* Requirement
Every line of the material below must be repeated exactly.

(Data listing)
-- Start --

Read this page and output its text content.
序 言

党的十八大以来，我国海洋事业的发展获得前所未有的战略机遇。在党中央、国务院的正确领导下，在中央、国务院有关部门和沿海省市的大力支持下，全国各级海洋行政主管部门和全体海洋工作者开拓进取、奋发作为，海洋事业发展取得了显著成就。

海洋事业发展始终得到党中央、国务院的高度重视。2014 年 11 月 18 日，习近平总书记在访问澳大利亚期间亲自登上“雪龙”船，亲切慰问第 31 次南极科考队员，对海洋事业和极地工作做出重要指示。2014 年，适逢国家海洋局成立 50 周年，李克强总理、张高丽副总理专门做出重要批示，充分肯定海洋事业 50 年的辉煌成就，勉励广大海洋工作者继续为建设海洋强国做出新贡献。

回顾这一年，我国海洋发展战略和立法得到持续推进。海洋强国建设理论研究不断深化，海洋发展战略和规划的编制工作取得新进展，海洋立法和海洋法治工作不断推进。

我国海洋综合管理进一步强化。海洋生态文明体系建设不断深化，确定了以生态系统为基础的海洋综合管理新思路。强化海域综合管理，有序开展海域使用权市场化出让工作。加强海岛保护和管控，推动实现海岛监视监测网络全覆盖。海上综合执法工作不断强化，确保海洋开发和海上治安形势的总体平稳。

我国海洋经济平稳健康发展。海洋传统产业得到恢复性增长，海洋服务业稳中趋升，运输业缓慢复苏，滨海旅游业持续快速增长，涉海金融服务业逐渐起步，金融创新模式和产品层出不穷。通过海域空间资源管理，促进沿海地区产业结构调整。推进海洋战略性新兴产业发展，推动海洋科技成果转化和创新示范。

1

-- End --

* Written answer
Read this page and output its text content.
序 言

党的十八大以来，我国海洋事业的发展获得前所未有的战略机遇。在党中央、国务院的正确领导下，在中央、国务院有关部门和沿海省市的大力支持下，全国各级海洋行政主管部门和全体海洋工作者开拓进取、奋发作为，海洋事业发展取得了显著成就。

海洋事业发展始终得到党中央、国务院的高度重视。2014 年 11 月 18 日，习近平总书记在访问澳大利亚期间亲自登上“雪龙”船，亲切慰问第 31 次南极科考队员，对海洋事业和极地工作做出重要指示。2014 年，适逢国家海洋局成立 50 周年，李克强总理、张高丽副总理专门做出重要批示，充分肯定海洋事业 50 年的辉煌成就，勉励广大海洋工作者继续为建设海洋强国做出新贡献。

回顾这一年，我国海洋发展战略和立法得到持续推进。海洋强国建设理论研究不断深化，海洋发展战略和规划的编制工作取得新进展，海洋立法和海洋法治工作不断推进。

我国海洋综合管理进一步强化。海洋生态文明体系建设不断深化，确定了以生态系统为基础的海洋综合管理新思路。强化海域综合管理，有序开展海域使用权市场化出让工作。加强海岛保护和管控，推动实现海岛监视监测网络全覆盖。海上综合执法工作不断强化，确保海洋开发和海上治安形势的总体平稳。

我国海洋经济平稳健康发展。海洋传统产业得到恢复性增长，海洋服务业稳中趋升，运输业缓慢复苏，滨海旅游业持续快速增长，涉海金融服务业逐渐起步，金融创新模式和产品层出不穷。通过海域空间资源管理，促进沿海地区产业结构调整。推进海洋战略性新兴产业发展，推动海洋科技成果转化和创新示范。

1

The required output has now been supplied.